| What you have to do |
Set down each entry exactly as given; pictures should not appear in the copy.
-- Start --
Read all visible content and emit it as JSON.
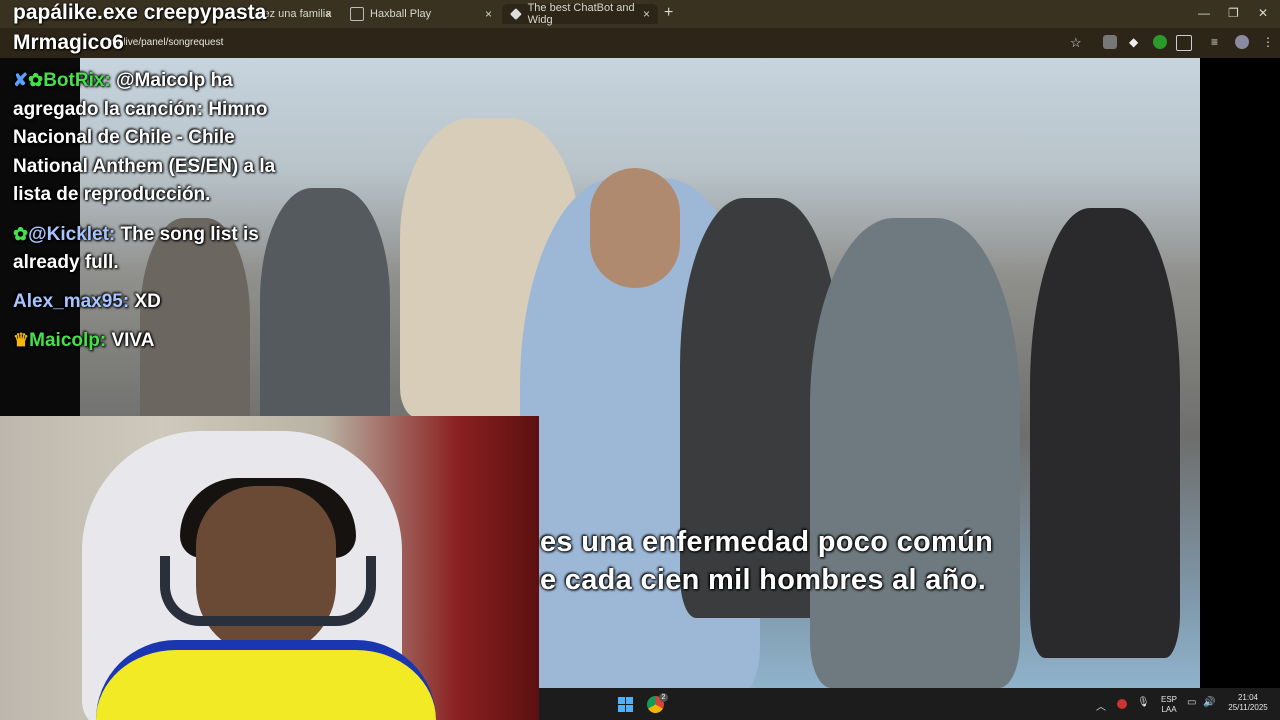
{
  "overlay": {
    "stream_title": "papálike.exe creepypasta",
    "streamer_name": "Mrmagico6"
  },
  "browser": {
    "tabs": [
      {
        "label": "vez una familia"
      },
      {
        "label": "Haxball Play"
      },
      {
        "label": "The best ChatBot and Widg"
      }
    ],
    "new_tab": "+",
    "close_glyph": "×",
    "url": "rix.live/panel/songrequest",
    "window_controls": {
      "minimize": "—",
      "maximize": "❐",
      "close": "✕"
    }
  },
  "chat": {
    "messages": [
      {
        "user": "BotRix:",
        "text": "@Maicolp ha agregado la canción: Himno Nacional de Chile - Chile National Anthem (ES/EN) a la lista de reproducción.",
        "user_color": "#46e04a",
        "badges": [
          "sword-icon",
          "verified-icon"
        ]
      },
      {
        "user": "@Kicklet:",
        "text": "The song list is already full.",
        "user_color": "#a9c5ff",
        "badges": [
          "verified-icon"
        ]
      },
      {
        "user": "Alex_max95:",
        "text": "XD",
        "user_color": "#a9c5ff",
        "badges": []
      },
      {
        "user": "Maicolp:",
        "text": "VIVA",
        "user_color": "#46e04a",
        "badges": [
          "crown-icon"
        ]
      }
    ]
  },
  "video": {
    "subtitle_line1": "es una enfermedad poco común",
    "subtitle_line2": "e cada cien mil hombres al año."
  },
  "taskbar": {
    "language_line1": "ESP",
    "language_line2": "LAA",
    "time": "21:04",
    "date": "25/11/2025",
    "notification_count": "2"
  },
  "colors": {
    "chrome_bg": "#3a3220",
    "username_green": "#46e04a",
    "username_blue": "#a9c5ff"
  }
}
-- End --
| Answer |
Read all visible content and emit it as JSON.
{
  "overlay": {
    "stream_title": "papálike.exe creepypasta",
    "streamer_name": "Mrmagico6"
  },
  "browser": {
    "tabs": [
      {
        "label": "vez una familia"
      },
      {
        "label": "Haxball Play"
      },
      {
        "label": "The best ChatBot and Widg"
      }
    ],
    "new_tab": "+",
    "close_glyph": "×",
    "url": "rix.live/panel/songrequest",
    "window_controls": {
      "minimize": "—",
      "maximize": "❐",
      "close": "✕"
    }
  },
  "chat": {
    "messages": [
      {
        "user": "BotRix:",
        "text": "@Maicolp ha agregado la canción: Himno Nacional de Chile - Chile National Anthem (ES/EN) a la lista de reproducción.",
        "user_color": "#46e04a",
        "badges": [
          "sword-icon",
          "verified-icon"
        ]
      },
      {
        "user": "@Kicklet:",
        "text": "The song list is already full.",
        "user_color": "#a9c5ff",
        "badges": [
          "verified-icon"
        ]
      },
      {
        "user": "Alex_max95:",
        "text": "XD",
        "user_color": "#a9c5ff",
        "badges": []
      },
      {
        "user": "Maicolp:",
        "text": "VIVA",
        "user_color": "#46e04a",
        "badges": [
          "crown-icon"
        ]
      }
    ]
  },
  "video": {
    "subtitle_line1": "es una enfermedad poco común",
    "subtitle_line2": "e cada cien mil hombres al año."
  },
  "taskbar": {
    "language_line1": "ESP",
    "language_line2": "LAA",
    "time": "21:04",
    "date": "25/11/2025",
    "notification_count": "2"
  },
  "colors": {
    "chrome_bg": "#3a3220",
    "username_green": "#46e04a",
    "username_blue": "#a9c5ff"
  }
}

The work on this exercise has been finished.